THE EXERCISE — Omit the pictures and return every entry exactly as written.

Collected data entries

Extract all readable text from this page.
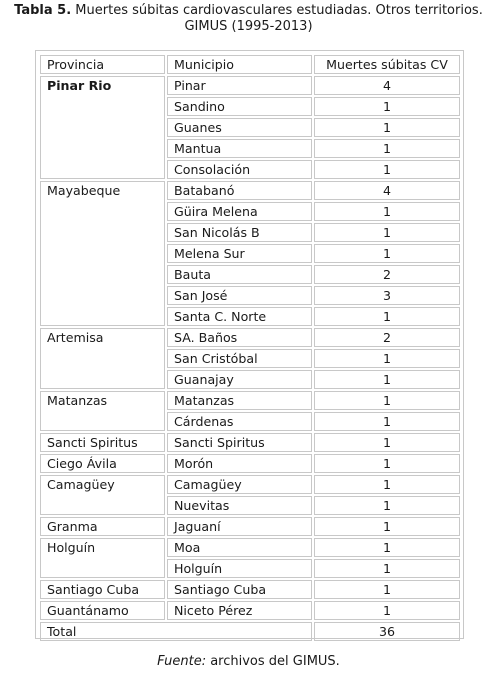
Tabla 5. Muertes súbitas cardiovasculares estudiadas. Otros territorios.
GIMUS (1995-2013)
Provincia	Municipio	Muertes súbitas CV
Pinar Rio	Pinar	4
	Sandino	1
	Guanes	1
	Mantua	1
	Consolación	1
Mayabeque	Batabanó	4
	Güira Melena	1
	San Nicolás B	1
	Melena Sur	1
	Bauta	2
	San José	3
	Santa C. Norte	1
Artemisa	SA. Baños	2
	San Cristóbal	1
	Guanajay	1
Matanzas	Matanzas	1
	Cárdenas	1
Sancti Spiritus	Sancti Spiritus	1
Ciego Ávila	Morón	1
Camagüey	Camagüey	1
	Nuevitas	1
Granma	Jaguaní	1
Holguín	Moa	1
	Holguín	1
Santiago Cuba	Santiago Cuba	1
Guantánamo	Niceto Pérez	1
Total		36
Fuente: archivos del GIMUS.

RESULT —
Extract all readable text from this page.
Tabla 5. Muertes súbitas cardiovasculares estudiadas. Otros territorios.
GIMUS (1995-2013)
Provincia	Municipio	Muertes súbitas CV
Pinar Rio	Pinar	4
	Sandino	1
	Guanes	1
	Mantua	1
	Consolación	1
Mayabeque	Batabanó	4
	Güira Melena	1
	San Nicolás B	1
	Melena Sur	1
	Bauta	2
	San José	3
	Santa C. Norte	1
Artemisa	SA. Baños	2
	San Cristóbal	1
	Guanajay	1
Matanzas	Matanzas	1
	Cárdenas	1
Sancti Spiritus	Sancti Spiritus	1
Ciego Ávila	Morón	1
Camagüey	Camagüey	1
	Nuevitas	1
Granma	Jaguaní	1
Holguín	Moa	1
	Holguín	1
Santiago Cuba	Santiago Cuba	1
Guantánamo	Niceto Pérez	1
Total		36
Fuente: archivos del GIMUS.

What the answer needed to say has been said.